» **SHORT PROBLEM**: Without including any pictures, write out the listing below exactly.

» **ENTRIES**:
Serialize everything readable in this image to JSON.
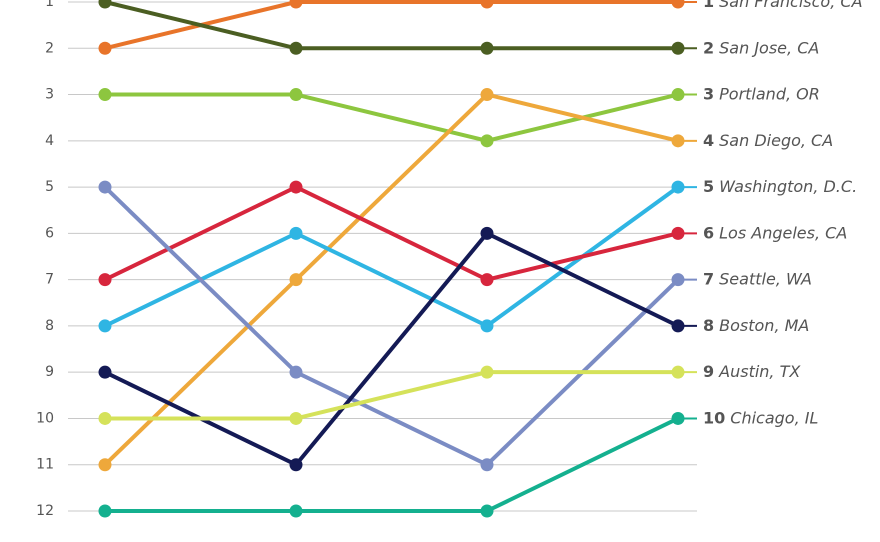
{
  "chart_data": {
    "type": "bump",
    "categories": [
      null,
      null,
      null,
      null
    ],
    "ylim": [
      1,
      12
    ],
    "inverted": true,
    "yticks": [
      1,
      2,
      3,
      4,
      5,
      6,
      7,
      8,
      9,
      10,
      11,
      12
    ],
    "grid": true,
    "series": [
      {
        "name": "San Francisco, CA",
        "color": "#e8742a",
        "values": [
          2,
          1,
          1,
          1
        ]
      },
      {
        "name": "San Jose, CA",
        "color": "#4b5e22",
        "values": [
          1,
          2,
          2,
          2
        ]
      },
      {
        "name": "Portland, OR",
        "color": "#8dc63f",
        "values": [
          3,
          3,
          4,
          3
        ]
      },
      {
        "name": "San Diego, CA",
        "color": "#eea83b",
        "values": [
          11,
          7,
          3,
          4
        ]
      },
      {
        "name": "Washington, D.C.",
        "color": "#2fb5e3",
        "values": [
          8,
          6,
          8,
          5
        ]
      },
      {
        "name": "Los Angeles, CA",
        "color": "#d7263d",
        "values": [
          7,
          5,
          7,
          6
        ]
      },
      {
        "name": "Seattle, WA",
        "color": "#7b8cc4",
        "values": [
          5,
          9,
          11,
          7
        ]
      },
      {
        "name": "Boston, MA",
        "color": "#141a55",
        "values": [
          9,
          11,
          6,
          8
        ]
      },
      {
        "name": "Austin, TX",
        "color": "#d5e25a",
        "values": [
          10,
          10,
          9,
          9
        ]
      },
      {
        "name": "Chicago, IL",
        "color": "#14b08f",
        "values": [
          12,
          12,
          12,
          10
        ]
      }
    ]
  }
}
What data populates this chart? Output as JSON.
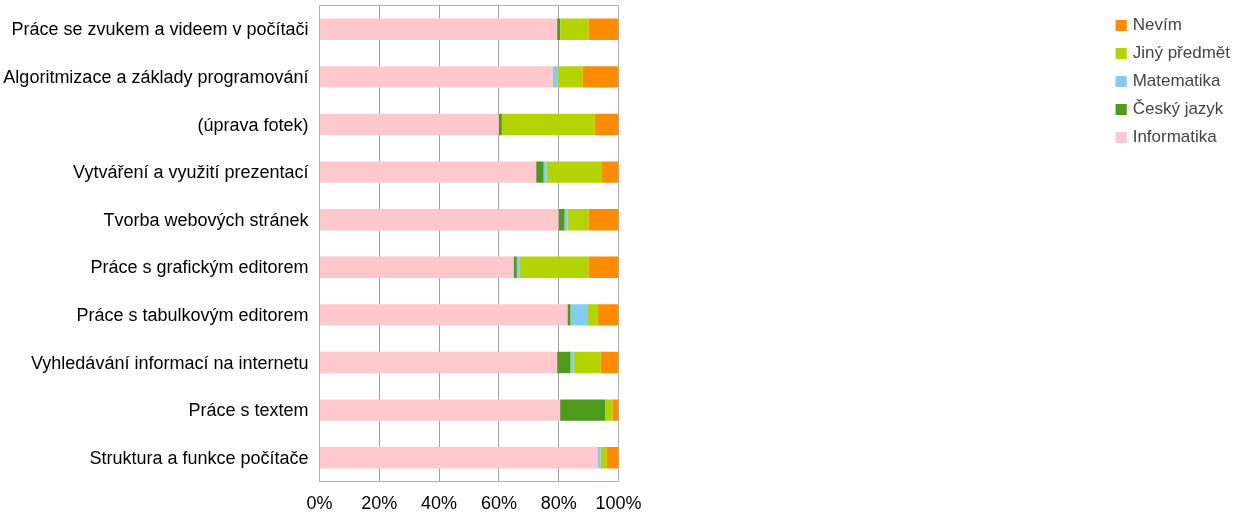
{
  "chart_data": {
    "type": "bar",
    "orientation": "horizontal",
    "stacked": true,
    "categories": [
      "Práce se zvukem a videem v počítači",
      "Algoritmizace a základy programování",
      "(úprava fotek)",
      "Vytváření a využití prezentací",
      "Tvorba webových stránek",
      "Práce s grafickým editorem",
      "Práce s tabulkovým editorem",
      "Vyhledávání informací na internetu",
      "Práce s textem",
      "Struktura a funkce počítače"
    ],
    "series": [
      {
        "name": "Informatika",
        "color": "#ffc8cc",
        "values": [
          79.5,
          78,
          60,
          72.5,
          80,
          65,
          83,
          79.5,
          80.5,
          93
        ]
      },
      {
        "name": "Český jazyk",
        "color": "#4e9a1a",
        "values": [
          1,
          0,
          1,
          2.5,
          2,
          1,
          1,
          4.5,
          15,
          0
        ]
      },
      {
        "name": "Matematika",
        "color": "#85ccf5",
        "values": [
          0,
          1.5,
          0,
          1,
          1,
          1,
          5.5,
          1,
          0,
          1
        ]
      },
      {
        "name": "Jiný předmět",
        "color": "#b4d400",
        "values": [
          9.5,
          8.5,
          31,
          18.5,
          7,
          23,
          3.5,
          9,
          2.5,
          2
        ]
      },
      {
        "name": "Nevím",
        "color": "#ff8c00",
        "values": [
          10,
          12,
          8,
          5.5,
          10,
          10,
          7,
          6,
          2,
          4
        ]
      }
    ],
    "xlim": [
      0,
      100
    ],
    "xticks": [
      {
        "value": 0,
        "label": "0%"
      },
      {
        "value": 20,
        "label": "20%"
      },
      {
        "value": 40,
        "label": "40%"
      },
      {
        "value": 60,
        "label": "60%"
      },
      {
        "value": 80,
        "label": "80%"
      },
      {
        "value": 100,
        "label": "100%"
      }
    ],
    "grid": "x",
    "legend": "right"
  }
}
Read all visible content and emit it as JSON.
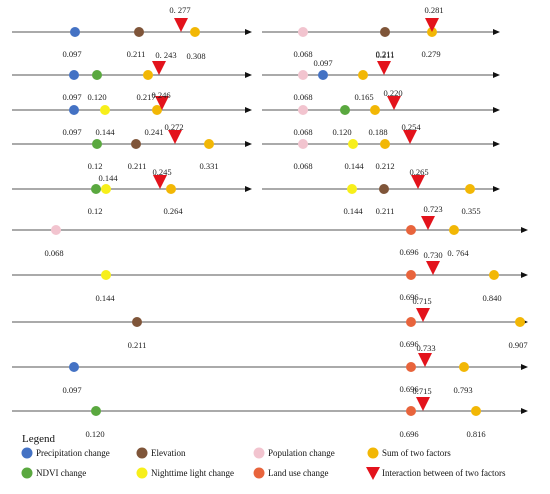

» **SOLUTION TO THIS EXERCISE**:
Serialize everything readable in this image to JSON.
{
  "chart_data": {
    "type": "bump",
    "categories": [
      null,
      null,
      null,
      null
    ],
    "ylim": [
      1,
      12
    ],
    "inverted": true,
    "yticks": [
      1,
      2,
      3,
      4,
      5,
      6,
      7,
      8,
      9,
      10,
      11,
      12
    ],
    "grid": true,
    "series": [
      {
        "name": "San Francisco, CA",
        "color": "#e8742a",
        "values": [
          2,
          1,
          1,
          1
        ]
      },
      {
        "name": "San Jose, CA",
        "color": "#4b5e22",
        "values": [
          1,
          2,
          2,
          2
        ]
      },
      {
        "name": "Portland, OR",
        "color": "#8dc63f",
        "values": [
          3,
          3,
          4,
          3
        ]
      },
      {
        "name": "San Diego, CA",
        "color": "#eea83b",
        "values": [
          11,
          7,
          3,
          4
        ]
      },
      {
        "name": "Washington, D.C.",
        "color": "#2fb5e3",
        "values": [
          8,
          6,
          8,
          5
        ]
      },
      {
        "name": "Los Angeles, CA",
        "color": "#d7263d",
        "values": [
          7,
          5,
          7,
          6
        ]
      },
      {
        "name": "Seattle, WA",
        "color": "#7b8cc4",
        "values": [
          5,
          9,
          11,
          7
        ]
      },
      {
        "name": "Boston, MA",
        "color": "#141a55",
        "values": [
          9,
          11,
          6,
          8
        ]
      },
      {
        "name": "Austin, TX",
        "color": "#d5e25a",
        "values": [
          10,
          10,
          9,
          9
        ]
      },
      {
        "name": "Chicago, IL",
        "color": "#14b08f",
        "values": [
          12,
          12,
          12,
          10
        ]
      }
    ]
  }
}
What data populates this chart? Output as JSON.
{
  "chart_data": {
    "type": "bar",
    "orientation": "horizontal",
    "stacked": true,
    "categories": [
      "Práce se zvukem a videem v počítači",
      "Algoritmizace a základy programování",
      "(úprava fotek)",
      "Vytváření a využití prezentací",
      "Tvorba webových stránek",
      "Práce s grafickým editorem",
      "Práce s tabulkovým editorem",
      "Vyhledávání informací na internetu",
      "Práce s textem",
      "Struktura a funkce počítače"
    ],
    "series": [
      {
        "name": "Informatika",
        "color": "#ffc8cc",
        "values": [
          79.5,
          78,
          60,
          72.5,
          80,
          65,
          83,
          79.5,
          80.5,
          93
        ]
      },
      {
        "name": "Český jazyk",
        "color": "#4e9a1a",
        "values": [
          1,
          0,
          1,
          2.5,
          2,
          1,
          1,
          4.5,
          15,
          0
        ]
      },
      {
        "name": "Matematika",
        "color": "#85ccf5",
        "values": [
          0,
          1.5,
          0,
          1,
          1,
          1,
          5.5,
          1,
          0,
          1
        ]
      },
      {
        "name": "Jiný předmět",
        "color": "#b4d400",
        "values": [
          9.5,
          8.5,
          31,
          18.5,
          7,
          23,
          3.5,
          9,
          2.5,
          2
        ]
      },
      {
        "name": "Nevím",
        "color": "#ff8c00",
        "values": [
          10,
          12,
          8,
          5.5,
          10,
          10,
          7,
          6,
          2,
          4
        ]
      }
    ],
    "xlim": [
      0,
      100
    ],
    "xticks": [
      {
        "value": 0,
        "label": "0%"
      },
      {
        "value": 20,
        "label": "20%"
      },
      {
        "value": 40,
        "label": "40%"
      },
      {
        "value": 60,
        "label": "60%"
      },
      {
        "value": 80,
        "label": "80%"
      },
      {
        "value": 100,
        "label": "100%"
      }
    ],
    "grid": "x",
    "legend": "right"
  }
}
Read all visible content and emit it as JSON.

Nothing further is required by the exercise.